Set each record down exactly, excluding all images.

>> start DATA LINES

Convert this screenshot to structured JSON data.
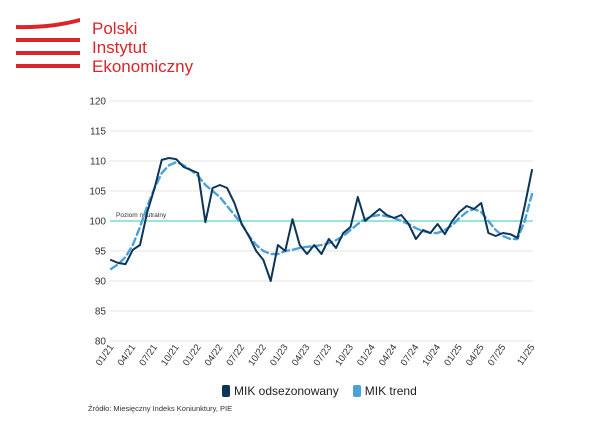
{
  "logo": {
    "line1": "Polski",
    "line2": "Instytut",
    "line3": "Ekonomiczny",
    "color": "#d8262b"
  },
  "source": "Źródło: Miesięczny Indeks Koniunktury, PIE",
  "colors": {
    "mik": "#0d3558",
    "trend": "#4aa3d8",
    "neutral": "#5fd3c8",
    "grid": "#e3e3e3"
  },
  "chart_data": {
    "type": "line",
    "title": "",
    "xlabel": "",
    "ylabel": "",
    "ylim": [
      80,
      120
    ],
    "yticks": [
      80,
      85,
      90,
      95,
      100,
      105,
      110,
      115,
      120
    ],
    "xtick_labels": [
      "01/21",
      "04/21",
      "07/21",
      "10/21",
      "01/22",
      "04/22",
      "07/22",
      "10/22",
      "01/23",
      "04/23",
      "07/23",
      "10/23",
      "01/24",
      "04/24",
      "07/24",
      "10/24",
      "01/25",
      "04/25",
      "07/25",
      "11/25"
    ],
    "xtick_index": [
      0,
      3,
      6,
      9,
      12,
      15,
      18,
      21,
      24,
      27,
      30,
      33,
      36,
      39,
      42,
      45,
      48,
      51,
      54,
      58
    ],
    "reference_line": {
      "value": 100,
      "label": "Poziom neutralny"
    },
    "legend": {
      "position": "bottom"
    },
    "series": [
      {
        "name": "MIK odsezonowany",
        "style": "solid",
        "values": [
          93.5,
          93.0,
          92.8,
          95.2,
          96.0,
          101.5,
          105.5,
          110.2,
          110.5,
          110.3,
          109.0,
          108.5,
          108.0,
          99.8,
          105.5,
          106.0,
          105.5,
          103.0,
          99.5,
          97.5,
          95.0,
          93.5,
          90.0,
          96.0,
          95.0,
          100.3,
          96.0,
          94.5,
          96.0,
          94.5,
          97.0,
          95.5,
          98.0,
          99.0,
          104.0,
          100.0,
          101.0,
          102.0,
          101.0,
          100.5,
          101.0,
          99.5,
          97.0,
          98.5,
          98.0,
          99.5,
          97.8,
          100.0,
          101.5,
          102.5,
          102.0,
          103.0,
          98.0,
          97.5,
          98.0,
          97.8,
          97.2,
          102.5,
          108.5
        ]
      },
      {
        "name": "MIK trend",
        "style": "dashed",
        "values": [
          92.0,
          92.8,
          94.0,
          96.0,
          99.0,
          102.5,
          105.5,
          108.0,
          109.3,
          109.8,
          109.3,
          108.5,
          107.5,
          106.0,
          105.0,
          104.0,
          102.5,
          101.0,
          99.5,
          97.5,
          96.0,
          95.0,
          94.5,
          94.5,
          95.0,
          95.2,
          95.5,
          95.7,
          95.8,
          96.0,
          96.3,
          96.8,
          97.5,
          98.5,
          99.5,
          100.3,
          100.8,
          101.0,
          100.8,
          100.5,
          100.0,
          99.5,
          98.8,
          98.3,
          98.0,
          98.0,
          98.5,
          99.3,
          100.5,
          101.5,
          102.0,
          101.5,
          100.0,
          98.5,
          97.5,
          97.0,
          97.0,
          100.0,
          104.5
        ]
      }
    ]
  }
}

>> end DATA LINES

▸ EXERCISE RESULT
Convert this screenshot to structured JSON data.
{
  "logo": {
    "line1": "Polski",
    "line2": "Instytut",
    "line3": "Ekonomiczny",
    "color": "#d8262b"
  },
  "source": "Źródło: Miesięczny Indeks Koniunktury, PIE",
  "colors": {
    "mik": "#0d3558",
    "trend": "#4aa3d8",
    "neutral": "#5fd3c8",
    "grid": "#e3e3e3"
  },
  "chart_data": {
    "type": "line",
    "title": "",
    "xlabel": "",
    "ylabel": "",
    "ylim": [
      80,
      120
    ],
    "yticks": [
      80,
      85,
      90,
      95,
      100,
      105,
      110,
      115,
      120
    ],
    "xtick_labels": [
      "01/21",
      "04/21",
      "07/21",
      "10/21",
      "01/22",
      "04/22",
      "07/22",
      "10/22",
      "01/23",
      "04/23",
      "07/23",
      "10/23",
      "01/24",
      "04/24",
      "07/24",
      "10/24",
      "01/25",
      "04/25",
      "07/25",
      "11/25"
    ],
    "xtick_index": [
      0,
      3,
      6,
      9,
      12,
      15,
      18,
      21,
      24,
      27,
      30,
      33,
      36,
      39,
      42,
      45,
      48,
      51,
      54,
      58
    ],
    "reference_line": {
      "value": 100,
      "label": "Poziom neutralny"
    },
    "legend": {
      "position": "bottom"
    },
    "series": [
      {
        "name": "MIK odsezonowany",
        "style": "solid",
        "values": [
          93.5,
          93.0,
          92.8,
          95.2,
          96.0,
          101.5,
          105.5,
          110.2,
          110.5,
          110.3,
          109.0,
          108.5,
          108.0,
          99.8,
          105.5,
          106.0,
          105.5,
          103.0,
          99.5,
          97.5,
          95.0,
          93.5,
          90.0,
          96.0,
          95.0,
          100.3,
          96.0,
          94.5,
          96.0,
          94.5,
          97.0,
          95.5,
          98.0,
          99.0,
          104.0,
          100.0,
          101.0,
          102.0,
          101.0,
          100.5,
          101.0,
          99.5,
          97.0,
          98.5,
          98.0,
          99.5,
          97.8,
          100.0,
          101.5,
          102.5,
          102.0,
          103.0,
          98.0,
          97.5,
          98.0,
          97.8,
          97.2,
          102.5,
          108.5
        ]
      },
      {
        "name": "MIK trend",
        "style": "dashed",
        "values": [
          92.0,
          92.8,
          94.0,
          96.0,
          99.0,
          102.5,
          105.5,
          108.0,
          109.3,
          109.8,
          109.3,
          108.5,
          107.5,
          106.0,
          105.0,
          104.0,
          102.5,
          101.0,
          99.5,
          97.5,
          96.0,
          95.0,
          94.5,
          94.5,
          95.0,
          95.2,
          95.5,
          95.7,
          95.8,
          96.0,
          96.3,
          96.8,
          97.5,
          98.5,
          99.5,
          100.3,
          100.8,
          101.0,
          100.8,
          100.5,
          100.0,
          99.5,
          98.8,
          98.3,
          98.0,
          98.0,
          98.5,
          99.3,
          100.5,
          101.5,
          102.0,
          101.5,
          100.0,
          98.5,
          97.5,
          97.0,
          97.0,
          100.0,
          104.5
        ]
      }
    ]
  }
}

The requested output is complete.